Determine the count of lines holding the string "Afmeldt". Return only the number.

— Data shown —
--- --- ---
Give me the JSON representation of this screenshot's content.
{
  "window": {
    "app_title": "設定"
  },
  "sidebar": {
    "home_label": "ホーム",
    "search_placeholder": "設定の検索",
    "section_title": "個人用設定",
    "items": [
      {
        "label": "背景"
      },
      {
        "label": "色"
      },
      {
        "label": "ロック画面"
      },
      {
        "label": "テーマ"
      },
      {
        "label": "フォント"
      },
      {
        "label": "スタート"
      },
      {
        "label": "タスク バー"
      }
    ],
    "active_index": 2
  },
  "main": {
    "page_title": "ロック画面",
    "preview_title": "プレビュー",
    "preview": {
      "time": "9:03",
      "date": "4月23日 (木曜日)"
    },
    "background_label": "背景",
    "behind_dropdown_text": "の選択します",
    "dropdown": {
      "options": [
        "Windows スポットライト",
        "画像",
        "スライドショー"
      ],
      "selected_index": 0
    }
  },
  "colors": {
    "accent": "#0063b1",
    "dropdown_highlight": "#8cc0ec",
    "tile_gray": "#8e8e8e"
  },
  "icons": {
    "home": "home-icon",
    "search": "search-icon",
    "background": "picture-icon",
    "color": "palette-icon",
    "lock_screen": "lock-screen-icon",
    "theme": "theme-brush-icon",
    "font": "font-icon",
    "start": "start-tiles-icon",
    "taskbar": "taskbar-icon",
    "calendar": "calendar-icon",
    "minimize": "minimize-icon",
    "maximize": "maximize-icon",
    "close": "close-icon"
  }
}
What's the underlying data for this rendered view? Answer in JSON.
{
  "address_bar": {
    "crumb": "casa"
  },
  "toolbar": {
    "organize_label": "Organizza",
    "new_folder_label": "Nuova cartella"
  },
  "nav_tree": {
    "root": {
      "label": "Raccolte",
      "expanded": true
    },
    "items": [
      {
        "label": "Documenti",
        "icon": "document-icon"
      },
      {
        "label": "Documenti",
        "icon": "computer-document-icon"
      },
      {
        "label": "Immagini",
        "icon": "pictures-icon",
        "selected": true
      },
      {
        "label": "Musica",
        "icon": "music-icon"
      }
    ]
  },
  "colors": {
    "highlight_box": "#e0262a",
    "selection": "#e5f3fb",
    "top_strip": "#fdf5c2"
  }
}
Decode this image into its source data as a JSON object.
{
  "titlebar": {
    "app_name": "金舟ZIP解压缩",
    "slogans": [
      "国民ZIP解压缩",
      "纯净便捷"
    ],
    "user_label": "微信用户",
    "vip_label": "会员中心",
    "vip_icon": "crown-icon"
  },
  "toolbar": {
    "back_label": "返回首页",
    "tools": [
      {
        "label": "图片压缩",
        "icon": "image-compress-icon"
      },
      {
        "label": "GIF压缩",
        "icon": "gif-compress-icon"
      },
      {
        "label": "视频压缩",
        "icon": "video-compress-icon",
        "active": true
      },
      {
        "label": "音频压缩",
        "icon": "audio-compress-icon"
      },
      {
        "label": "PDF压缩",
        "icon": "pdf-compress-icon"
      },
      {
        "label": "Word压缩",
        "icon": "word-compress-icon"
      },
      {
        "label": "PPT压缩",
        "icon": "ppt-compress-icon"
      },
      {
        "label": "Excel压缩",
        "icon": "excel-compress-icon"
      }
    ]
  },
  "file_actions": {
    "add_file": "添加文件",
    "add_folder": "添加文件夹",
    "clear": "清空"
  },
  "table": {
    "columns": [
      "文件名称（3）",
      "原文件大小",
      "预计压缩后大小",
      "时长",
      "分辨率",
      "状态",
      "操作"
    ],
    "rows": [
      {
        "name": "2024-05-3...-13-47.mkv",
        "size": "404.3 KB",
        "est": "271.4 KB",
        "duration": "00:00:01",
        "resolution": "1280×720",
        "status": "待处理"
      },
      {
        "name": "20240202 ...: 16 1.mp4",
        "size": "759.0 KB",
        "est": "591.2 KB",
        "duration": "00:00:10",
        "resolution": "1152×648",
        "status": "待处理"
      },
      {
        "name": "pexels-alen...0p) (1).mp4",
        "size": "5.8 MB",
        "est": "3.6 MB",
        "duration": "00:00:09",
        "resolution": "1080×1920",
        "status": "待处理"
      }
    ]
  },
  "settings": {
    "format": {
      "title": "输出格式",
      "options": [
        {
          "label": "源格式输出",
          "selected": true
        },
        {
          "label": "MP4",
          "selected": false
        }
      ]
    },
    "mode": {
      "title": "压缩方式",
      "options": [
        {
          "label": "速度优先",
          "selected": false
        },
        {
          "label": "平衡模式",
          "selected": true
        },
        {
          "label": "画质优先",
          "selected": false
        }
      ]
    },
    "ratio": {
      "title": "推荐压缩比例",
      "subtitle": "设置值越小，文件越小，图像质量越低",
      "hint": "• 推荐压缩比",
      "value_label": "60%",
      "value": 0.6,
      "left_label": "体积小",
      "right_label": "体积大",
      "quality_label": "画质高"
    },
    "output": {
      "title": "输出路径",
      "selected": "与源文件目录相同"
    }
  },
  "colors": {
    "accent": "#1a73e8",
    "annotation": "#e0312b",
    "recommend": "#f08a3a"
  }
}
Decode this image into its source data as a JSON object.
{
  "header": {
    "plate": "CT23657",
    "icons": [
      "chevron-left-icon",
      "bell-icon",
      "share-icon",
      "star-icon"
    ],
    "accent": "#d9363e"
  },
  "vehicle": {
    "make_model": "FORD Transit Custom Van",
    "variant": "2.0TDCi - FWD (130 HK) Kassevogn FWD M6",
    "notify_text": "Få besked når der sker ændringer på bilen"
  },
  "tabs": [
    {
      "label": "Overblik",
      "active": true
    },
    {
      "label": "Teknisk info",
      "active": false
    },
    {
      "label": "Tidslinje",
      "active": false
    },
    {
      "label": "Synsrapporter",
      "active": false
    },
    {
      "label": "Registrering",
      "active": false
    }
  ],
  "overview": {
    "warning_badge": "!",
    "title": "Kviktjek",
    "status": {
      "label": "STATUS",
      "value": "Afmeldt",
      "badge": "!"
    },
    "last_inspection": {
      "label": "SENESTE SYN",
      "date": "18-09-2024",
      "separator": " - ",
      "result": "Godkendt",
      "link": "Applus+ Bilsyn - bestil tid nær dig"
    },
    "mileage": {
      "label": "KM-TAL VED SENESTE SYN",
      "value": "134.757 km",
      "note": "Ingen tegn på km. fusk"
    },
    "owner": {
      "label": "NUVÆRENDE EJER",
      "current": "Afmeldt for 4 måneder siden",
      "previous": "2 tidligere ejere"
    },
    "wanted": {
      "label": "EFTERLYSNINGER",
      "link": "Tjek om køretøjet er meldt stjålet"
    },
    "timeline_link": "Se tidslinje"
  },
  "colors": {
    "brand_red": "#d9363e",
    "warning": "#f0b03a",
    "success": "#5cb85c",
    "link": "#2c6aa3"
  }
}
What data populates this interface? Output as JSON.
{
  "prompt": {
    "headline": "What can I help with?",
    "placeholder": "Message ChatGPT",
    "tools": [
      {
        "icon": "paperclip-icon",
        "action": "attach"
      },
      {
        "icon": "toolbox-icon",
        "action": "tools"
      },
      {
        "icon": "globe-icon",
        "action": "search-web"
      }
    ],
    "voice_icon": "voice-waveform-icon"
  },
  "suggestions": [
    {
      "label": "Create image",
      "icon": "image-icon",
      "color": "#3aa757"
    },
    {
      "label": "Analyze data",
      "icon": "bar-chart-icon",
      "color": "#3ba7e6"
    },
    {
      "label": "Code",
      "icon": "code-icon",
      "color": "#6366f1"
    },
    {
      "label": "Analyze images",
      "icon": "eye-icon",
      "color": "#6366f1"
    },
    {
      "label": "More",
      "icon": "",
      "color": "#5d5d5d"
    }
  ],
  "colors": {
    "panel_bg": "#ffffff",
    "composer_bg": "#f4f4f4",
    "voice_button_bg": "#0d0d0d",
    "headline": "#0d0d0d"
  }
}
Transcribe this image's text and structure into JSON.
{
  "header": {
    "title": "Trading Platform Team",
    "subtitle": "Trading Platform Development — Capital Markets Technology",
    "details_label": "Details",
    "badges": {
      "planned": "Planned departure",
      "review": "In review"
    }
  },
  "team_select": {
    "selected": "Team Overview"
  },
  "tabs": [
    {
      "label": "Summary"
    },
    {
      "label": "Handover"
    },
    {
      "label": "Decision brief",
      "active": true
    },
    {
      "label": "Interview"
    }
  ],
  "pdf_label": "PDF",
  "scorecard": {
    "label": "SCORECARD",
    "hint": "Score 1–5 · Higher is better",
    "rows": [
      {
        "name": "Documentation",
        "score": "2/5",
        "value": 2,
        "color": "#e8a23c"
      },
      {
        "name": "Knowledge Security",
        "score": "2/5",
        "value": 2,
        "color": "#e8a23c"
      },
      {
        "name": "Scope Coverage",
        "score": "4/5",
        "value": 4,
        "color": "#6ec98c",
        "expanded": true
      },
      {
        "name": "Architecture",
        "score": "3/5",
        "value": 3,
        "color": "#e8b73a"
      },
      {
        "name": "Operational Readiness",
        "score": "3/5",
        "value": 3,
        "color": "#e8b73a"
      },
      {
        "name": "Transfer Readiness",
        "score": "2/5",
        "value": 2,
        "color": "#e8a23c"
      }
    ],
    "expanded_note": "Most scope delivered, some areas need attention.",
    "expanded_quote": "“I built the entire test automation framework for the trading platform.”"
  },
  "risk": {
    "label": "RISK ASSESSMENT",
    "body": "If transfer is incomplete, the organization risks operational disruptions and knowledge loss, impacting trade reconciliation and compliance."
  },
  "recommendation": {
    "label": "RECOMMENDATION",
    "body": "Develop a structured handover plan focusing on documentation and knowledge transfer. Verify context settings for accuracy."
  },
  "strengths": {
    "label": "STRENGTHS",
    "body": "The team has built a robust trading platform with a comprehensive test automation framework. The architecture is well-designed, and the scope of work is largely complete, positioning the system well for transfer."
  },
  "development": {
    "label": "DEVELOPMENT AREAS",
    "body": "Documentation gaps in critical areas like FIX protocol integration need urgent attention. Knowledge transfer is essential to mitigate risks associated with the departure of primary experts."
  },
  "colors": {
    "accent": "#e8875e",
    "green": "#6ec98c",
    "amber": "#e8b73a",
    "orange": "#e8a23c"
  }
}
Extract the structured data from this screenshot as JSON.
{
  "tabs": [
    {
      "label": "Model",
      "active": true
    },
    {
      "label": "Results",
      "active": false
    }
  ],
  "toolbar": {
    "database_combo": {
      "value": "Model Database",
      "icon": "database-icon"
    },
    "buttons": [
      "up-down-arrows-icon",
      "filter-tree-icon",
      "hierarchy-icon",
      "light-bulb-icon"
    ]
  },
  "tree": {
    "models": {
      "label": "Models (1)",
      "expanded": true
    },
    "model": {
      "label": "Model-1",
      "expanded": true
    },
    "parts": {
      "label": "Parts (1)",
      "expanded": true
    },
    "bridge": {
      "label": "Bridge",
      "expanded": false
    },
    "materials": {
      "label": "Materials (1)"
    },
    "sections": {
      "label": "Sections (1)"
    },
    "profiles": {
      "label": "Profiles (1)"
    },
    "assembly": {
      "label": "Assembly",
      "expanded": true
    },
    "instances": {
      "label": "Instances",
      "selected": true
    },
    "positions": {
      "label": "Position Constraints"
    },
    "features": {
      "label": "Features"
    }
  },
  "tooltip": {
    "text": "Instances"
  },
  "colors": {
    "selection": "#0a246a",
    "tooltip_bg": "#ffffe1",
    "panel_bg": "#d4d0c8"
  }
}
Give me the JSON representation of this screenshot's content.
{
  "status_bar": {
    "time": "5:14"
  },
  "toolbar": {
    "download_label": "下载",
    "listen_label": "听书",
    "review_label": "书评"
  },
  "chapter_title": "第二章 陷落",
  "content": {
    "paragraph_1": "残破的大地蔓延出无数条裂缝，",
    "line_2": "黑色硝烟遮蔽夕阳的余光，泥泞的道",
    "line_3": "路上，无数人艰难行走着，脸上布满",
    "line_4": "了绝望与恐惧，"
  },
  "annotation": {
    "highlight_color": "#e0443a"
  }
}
--- --- ---
— Solution for this exercise —
2